● **Requirements**: Write out the listing below in full and exactly, leaving out every picture.
[Data in this exercise start]
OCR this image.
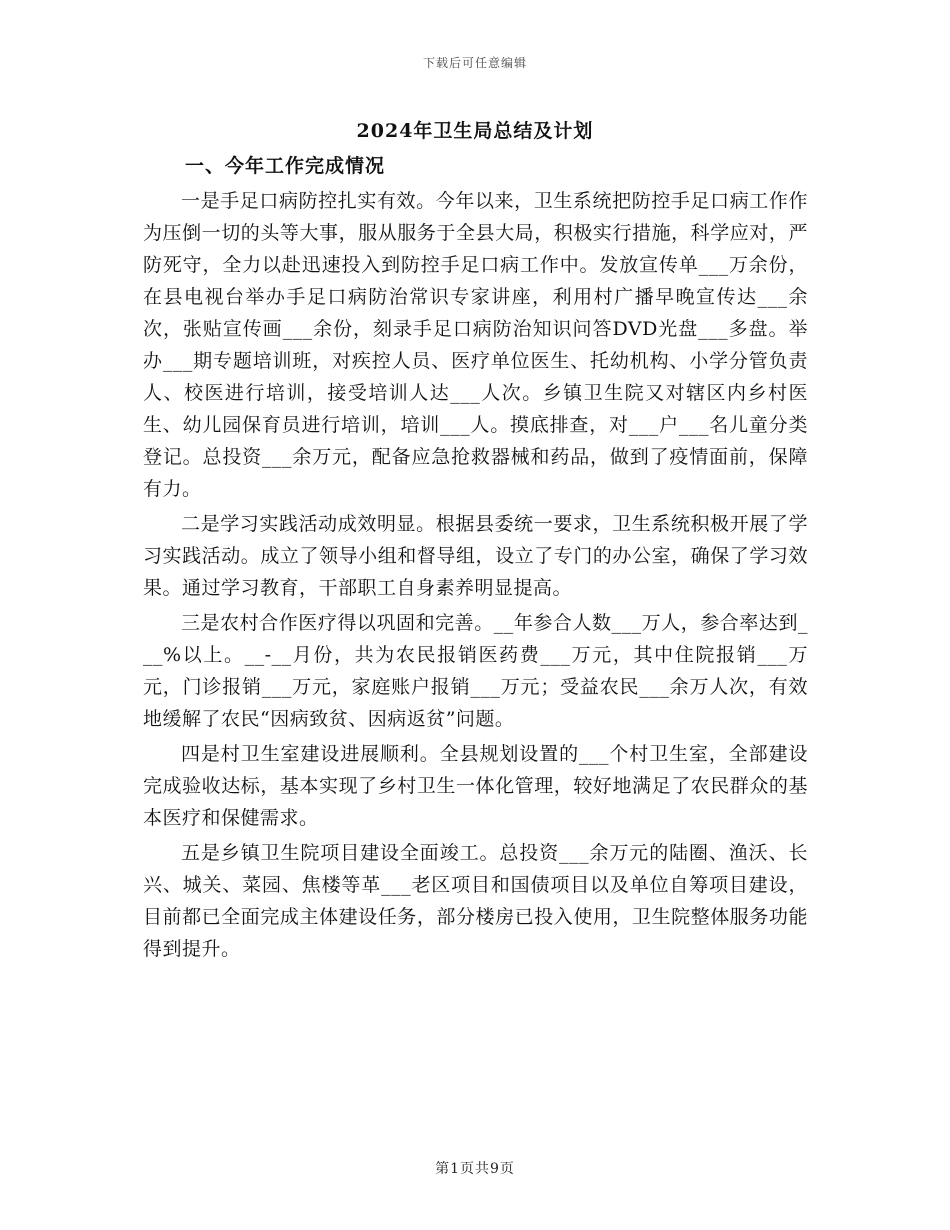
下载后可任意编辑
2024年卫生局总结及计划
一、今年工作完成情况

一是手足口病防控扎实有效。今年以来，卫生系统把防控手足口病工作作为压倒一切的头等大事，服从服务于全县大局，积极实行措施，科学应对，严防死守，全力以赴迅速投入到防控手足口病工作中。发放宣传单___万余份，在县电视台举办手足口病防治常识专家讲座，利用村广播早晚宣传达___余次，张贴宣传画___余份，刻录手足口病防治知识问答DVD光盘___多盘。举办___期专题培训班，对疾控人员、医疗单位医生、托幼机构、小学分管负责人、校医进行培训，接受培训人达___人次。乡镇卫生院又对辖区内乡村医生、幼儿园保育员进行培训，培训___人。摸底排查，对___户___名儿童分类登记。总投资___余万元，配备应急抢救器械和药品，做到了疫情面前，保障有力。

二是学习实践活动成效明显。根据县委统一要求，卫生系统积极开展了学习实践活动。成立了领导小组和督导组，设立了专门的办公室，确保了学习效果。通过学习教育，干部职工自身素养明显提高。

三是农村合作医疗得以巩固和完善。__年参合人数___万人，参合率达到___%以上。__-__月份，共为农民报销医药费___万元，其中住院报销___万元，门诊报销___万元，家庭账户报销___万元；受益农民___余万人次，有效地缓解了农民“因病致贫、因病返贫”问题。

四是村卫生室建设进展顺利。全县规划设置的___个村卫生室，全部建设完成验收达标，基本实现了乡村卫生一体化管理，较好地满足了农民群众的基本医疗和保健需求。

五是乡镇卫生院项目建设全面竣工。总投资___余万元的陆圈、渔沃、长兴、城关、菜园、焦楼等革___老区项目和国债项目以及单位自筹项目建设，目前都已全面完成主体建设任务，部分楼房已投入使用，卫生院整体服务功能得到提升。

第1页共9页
[Data in this exercise end]
● **Correct output**:
OCR this image.
下载后可任意编辑
2024年卫生局总结及计划
一、今年工作完成情况

一是手足口病防控扎实有效。今年以来，卫生系统把防控手足口病工作作为压倒一切的头等大事，服从服务于全县大局，积极实行措施，科学应对，严防死守，全力以赴迅速投入到防控手足口病工作中。发放宣传单___万余份，在县电视台举办手足口病防治常识专家讲座，利用村广播早晚宣传达___余次，张贴宣传画___余份，刻录手足口病防治知识问答DVD光盘___多盘。举办___期专题培训班，对疾控人员、医疗单位医生、托幼机构、小学分管负责人、校医进行培训，接受培训人达___人次。乡镇卫生院又对辖区内乡村医生、幼儿园保育员进行培训，培训___人。摸底排查，对___户___名儿童分类登记。总投资___余万元，配备应急抢救器械和药品，做到了疫情面前，保障有力。

二是学习实践活动成效明显。根据县委统一要求，卫生系统积极开展了学习实践活动。成立了领导小组和督导组，设立了专门的办公室，确保了学习效果。通过学习教育，干部职工自身素养明显提高。

三是农村合作医疗得以巩固和完善。__年参合人数___万人，参合率达到___%以上。__-__月份，共为农民报销医药费___万元，其中住院报销___万元，门诊报销___万元，家庭账户报销___万元；受益农民___余万人次，有效地缓解了农民“因病致贫、因病返贫”问题。

四是村卫生室建设进展顺利。全县规划设置的___个村卫生室，全部建设完成验收达标，基本实现了乡村卫生一体化管理，较好地满足了农民群众的基本医疗和保健需求。

五是乡镇卫生院项目建设全面竣工。总投资___余万元的陆圈、渔沃、长兴、城关、菜园、焦楼等革___老区项目和国债项目以及单位自筹项目建设，目前都已全面完成主体建设任务，部分楼房已投入使用，卫生院整体服务功能得到提升。

第1页共9页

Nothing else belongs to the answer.